--- begin Extracted information ---

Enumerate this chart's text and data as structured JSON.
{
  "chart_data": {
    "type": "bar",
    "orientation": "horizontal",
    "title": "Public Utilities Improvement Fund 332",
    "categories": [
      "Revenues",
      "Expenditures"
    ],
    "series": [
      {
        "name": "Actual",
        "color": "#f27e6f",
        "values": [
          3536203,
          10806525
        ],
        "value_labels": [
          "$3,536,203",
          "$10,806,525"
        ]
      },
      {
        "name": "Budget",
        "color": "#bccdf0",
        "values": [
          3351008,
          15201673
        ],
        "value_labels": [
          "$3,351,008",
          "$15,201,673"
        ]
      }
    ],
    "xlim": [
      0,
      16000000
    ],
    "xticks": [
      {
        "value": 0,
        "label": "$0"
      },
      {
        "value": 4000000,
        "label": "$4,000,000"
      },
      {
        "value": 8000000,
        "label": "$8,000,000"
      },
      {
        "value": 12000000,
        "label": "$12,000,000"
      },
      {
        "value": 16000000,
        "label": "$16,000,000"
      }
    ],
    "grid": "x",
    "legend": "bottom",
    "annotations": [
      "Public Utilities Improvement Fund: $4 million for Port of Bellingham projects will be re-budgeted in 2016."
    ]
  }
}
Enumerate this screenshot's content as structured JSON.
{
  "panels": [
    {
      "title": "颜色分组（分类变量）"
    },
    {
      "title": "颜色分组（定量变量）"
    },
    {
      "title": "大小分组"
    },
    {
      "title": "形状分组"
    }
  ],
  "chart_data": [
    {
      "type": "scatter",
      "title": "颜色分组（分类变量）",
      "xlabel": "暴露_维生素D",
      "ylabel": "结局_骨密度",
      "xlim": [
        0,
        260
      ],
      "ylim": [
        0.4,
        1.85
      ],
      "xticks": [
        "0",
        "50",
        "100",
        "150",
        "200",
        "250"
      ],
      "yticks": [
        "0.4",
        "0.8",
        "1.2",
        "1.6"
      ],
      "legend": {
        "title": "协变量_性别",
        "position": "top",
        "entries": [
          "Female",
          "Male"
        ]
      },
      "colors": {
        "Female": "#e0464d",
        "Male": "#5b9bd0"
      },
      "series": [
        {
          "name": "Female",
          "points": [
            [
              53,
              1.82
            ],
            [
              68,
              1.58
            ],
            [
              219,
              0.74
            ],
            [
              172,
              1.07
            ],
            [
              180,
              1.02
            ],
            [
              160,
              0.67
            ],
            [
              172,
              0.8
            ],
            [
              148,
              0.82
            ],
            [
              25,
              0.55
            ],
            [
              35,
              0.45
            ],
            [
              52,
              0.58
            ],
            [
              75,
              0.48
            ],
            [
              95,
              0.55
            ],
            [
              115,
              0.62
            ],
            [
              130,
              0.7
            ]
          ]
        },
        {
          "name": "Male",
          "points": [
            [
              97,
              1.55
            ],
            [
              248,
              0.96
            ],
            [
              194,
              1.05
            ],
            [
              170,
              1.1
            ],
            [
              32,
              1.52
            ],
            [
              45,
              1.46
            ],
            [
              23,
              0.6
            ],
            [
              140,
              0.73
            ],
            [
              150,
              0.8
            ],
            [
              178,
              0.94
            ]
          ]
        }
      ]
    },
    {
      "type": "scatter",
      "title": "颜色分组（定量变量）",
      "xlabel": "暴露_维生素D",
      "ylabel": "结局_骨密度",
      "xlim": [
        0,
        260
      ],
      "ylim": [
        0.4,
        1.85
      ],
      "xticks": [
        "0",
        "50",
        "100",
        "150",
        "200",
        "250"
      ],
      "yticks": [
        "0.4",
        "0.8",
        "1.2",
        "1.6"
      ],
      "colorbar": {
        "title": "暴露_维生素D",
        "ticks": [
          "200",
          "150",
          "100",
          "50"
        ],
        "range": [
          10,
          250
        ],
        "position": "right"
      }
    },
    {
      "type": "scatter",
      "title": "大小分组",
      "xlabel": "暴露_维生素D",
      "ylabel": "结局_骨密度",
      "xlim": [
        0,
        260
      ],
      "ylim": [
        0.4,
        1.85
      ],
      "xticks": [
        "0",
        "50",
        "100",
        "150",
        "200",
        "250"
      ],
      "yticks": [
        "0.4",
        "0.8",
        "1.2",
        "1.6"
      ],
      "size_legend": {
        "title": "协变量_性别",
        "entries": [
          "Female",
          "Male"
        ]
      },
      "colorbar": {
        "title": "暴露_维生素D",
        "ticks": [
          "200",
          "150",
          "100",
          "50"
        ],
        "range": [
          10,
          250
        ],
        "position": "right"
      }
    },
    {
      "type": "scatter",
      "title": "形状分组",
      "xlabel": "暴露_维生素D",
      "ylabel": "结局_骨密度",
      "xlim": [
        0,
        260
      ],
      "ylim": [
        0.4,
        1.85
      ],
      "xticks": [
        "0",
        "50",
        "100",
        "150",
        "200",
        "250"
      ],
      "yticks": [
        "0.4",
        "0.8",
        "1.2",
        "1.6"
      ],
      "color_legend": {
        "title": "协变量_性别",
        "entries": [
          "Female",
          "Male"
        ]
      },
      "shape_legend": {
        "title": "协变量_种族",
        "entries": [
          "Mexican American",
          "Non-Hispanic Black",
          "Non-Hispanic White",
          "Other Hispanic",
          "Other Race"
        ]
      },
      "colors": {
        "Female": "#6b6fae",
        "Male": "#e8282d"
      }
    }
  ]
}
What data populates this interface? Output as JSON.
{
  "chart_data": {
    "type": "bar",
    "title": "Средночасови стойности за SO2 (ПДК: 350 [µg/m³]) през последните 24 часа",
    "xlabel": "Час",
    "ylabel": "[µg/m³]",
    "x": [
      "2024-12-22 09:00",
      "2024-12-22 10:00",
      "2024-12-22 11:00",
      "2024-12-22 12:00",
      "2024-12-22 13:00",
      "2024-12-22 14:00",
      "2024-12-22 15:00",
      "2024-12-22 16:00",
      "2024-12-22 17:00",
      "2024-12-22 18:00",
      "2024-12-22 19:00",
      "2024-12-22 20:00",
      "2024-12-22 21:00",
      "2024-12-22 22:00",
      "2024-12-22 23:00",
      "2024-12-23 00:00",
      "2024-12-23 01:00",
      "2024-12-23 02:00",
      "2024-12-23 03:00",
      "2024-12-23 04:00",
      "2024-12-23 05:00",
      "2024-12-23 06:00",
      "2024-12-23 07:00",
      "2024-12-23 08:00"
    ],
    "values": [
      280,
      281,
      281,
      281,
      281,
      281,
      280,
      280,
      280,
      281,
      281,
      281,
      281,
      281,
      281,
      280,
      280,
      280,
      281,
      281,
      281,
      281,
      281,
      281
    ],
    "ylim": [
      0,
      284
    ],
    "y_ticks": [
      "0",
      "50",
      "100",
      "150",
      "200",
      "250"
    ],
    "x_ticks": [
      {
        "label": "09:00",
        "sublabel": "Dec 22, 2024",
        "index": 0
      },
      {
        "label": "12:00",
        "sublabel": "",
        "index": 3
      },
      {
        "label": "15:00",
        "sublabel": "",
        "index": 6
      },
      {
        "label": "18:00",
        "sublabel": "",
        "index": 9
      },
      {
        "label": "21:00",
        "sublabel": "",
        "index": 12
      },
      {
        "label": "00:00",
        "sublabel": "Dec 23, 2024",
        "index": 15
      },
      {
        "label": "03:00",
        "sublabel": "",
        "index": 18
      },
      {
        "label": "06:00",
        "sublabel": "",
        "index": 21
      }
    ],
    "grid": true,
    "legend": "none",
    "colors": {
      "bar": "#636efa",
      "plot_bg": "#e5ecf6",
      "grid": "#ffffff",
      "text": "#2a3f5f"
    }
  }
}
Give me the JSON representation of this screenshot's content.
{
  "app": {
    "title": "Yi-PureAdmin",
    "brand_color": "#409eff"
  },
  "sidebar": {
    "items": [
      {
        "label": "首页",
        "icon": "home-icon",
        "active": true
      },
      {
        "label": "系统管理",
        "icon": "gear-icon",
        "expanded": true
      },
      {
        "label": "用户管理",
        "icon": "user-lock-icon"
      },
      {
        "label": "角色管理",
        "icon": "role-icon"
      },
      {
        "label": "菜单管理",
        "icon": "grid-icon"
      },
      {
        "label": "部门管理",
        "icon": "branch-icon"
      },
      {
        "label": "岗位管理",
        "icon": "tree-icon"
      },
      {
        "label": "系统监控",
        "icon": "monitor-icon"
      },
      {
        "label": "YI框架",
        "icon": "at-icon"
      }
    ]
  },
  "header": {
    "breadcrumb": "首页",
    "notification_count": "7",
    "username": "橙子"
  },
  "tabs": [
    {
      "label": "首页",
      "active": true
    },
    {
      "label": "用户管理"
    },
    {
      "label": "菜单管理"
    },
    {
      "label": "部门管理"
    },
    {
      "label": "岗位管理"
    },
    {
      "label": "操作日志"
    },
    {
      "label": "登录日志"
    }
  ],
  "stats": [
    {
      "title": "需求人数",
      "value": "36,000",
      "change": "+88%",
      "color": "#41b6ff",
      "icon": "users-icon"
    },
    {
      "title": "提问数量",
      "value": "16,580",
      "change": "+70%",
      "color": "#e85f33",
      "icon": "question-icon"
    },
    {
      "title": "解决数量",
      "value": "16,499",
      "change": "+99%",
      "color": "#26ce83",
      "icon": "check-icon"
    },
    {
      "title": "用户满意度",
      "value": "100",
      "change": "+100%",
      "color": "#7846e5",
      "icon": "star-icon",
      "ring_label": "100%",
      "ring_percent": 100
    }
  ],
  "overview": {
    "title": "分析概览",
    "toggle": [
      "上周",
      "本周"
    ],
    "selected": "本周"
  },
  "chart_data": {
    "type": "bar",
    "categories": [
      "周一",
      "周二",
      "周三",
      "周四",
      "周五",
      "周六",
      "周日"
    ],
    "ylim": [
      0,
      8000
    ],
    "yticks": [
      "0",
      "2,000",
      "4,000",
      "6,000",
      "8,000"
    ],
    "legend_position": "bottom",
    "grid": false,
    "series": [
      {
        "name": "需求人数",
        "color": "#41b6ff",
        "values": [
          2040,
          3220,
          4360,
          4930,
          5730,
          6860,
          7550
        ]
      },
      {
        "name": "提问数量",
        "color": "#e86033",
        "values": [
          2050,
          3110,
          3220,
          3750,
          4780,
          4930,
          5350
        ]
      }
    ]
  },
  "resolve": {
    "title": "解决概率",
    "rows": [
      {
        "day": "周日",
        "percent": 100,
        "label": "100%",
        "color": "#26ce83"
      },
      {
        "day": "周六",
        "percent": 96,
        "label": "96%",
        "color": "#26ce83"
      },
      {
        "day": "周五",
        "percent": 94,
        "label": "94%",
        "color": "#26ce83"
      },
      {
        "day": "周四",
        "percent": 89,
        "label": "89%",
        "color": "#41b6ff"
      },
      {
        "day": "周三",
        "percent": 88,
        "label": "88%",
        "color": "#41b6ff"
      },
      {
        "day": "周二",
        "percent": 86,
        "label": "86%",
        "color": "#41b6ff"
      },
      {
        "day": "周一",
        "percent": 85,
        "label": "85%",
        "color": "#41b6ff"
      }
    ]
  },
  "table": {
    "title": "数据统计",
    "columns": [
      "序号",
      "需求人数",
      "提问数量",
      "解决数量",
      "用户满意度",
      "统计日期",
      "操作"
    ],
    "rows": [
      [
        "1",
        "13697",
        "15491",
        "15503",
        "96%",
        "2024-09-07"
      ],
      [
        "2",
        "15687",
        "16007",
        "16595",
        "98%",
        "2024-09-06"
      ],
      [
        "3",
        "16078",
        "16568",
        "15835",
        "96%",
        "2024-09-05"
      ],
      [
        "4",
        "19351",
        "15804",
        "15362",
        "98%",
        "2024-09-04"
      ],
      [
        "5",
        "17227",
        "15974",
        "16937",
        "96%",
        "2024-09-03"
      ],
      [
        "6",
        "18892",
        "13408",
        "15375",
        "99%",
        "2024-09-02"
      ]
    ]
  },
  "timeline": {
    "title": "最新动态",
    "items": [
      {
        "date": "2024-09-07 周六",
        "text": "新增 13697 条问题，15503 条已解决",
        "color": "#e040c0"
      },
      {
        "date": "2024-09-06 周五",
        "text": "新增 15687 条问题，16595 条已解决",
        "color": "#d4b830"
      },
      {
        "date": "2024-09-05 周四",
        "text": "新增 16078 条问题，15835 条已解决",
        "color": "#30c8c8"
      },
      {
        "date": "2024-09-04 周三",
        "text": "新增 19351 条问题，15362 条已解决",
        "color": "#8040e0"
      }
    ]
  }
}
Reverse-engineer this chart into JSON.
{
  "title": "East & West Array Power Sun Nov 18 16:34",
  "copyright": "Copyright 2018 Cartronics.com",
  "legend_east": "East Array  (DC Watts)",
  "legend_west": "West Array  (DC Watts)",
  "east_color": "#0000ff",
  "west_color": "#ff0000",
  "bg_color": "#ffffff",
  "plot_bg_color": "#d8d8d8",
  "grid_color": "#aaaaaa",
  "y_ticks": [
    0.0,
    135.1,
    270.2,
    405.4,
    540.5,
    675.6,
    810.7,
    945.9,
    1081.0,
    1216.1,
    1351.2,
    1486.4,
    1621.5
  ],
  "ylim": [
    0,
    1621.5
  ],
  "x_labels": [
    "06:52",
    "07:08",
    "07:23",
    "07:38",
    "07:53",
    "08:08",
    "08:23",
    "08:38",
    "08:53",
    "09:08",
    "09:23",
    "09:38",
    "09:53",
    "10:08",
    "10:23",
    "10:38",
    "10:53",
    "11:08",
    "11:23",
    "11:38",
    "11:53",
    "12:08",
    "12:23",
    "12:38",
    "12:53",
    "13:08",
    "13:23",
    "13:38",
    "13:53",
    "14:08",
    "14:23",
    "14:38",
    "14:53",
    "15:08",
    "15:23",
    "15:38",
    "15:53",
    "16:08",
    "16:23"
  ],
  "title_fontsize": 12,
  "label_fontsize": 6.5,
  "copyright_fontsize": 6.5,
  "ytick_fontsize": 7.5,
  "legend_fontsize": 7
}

--- end Extracted information ---

Instructions for the task:
List the lines of the material in which the word "颜色分组" occurs.

Result:
      "title": "颜色分组（分类变量）"
      "title": "颜色分组（定量变量）"
      "title": "颜色分组（分类变量）",
      "title": "颜色分组（定量变量）",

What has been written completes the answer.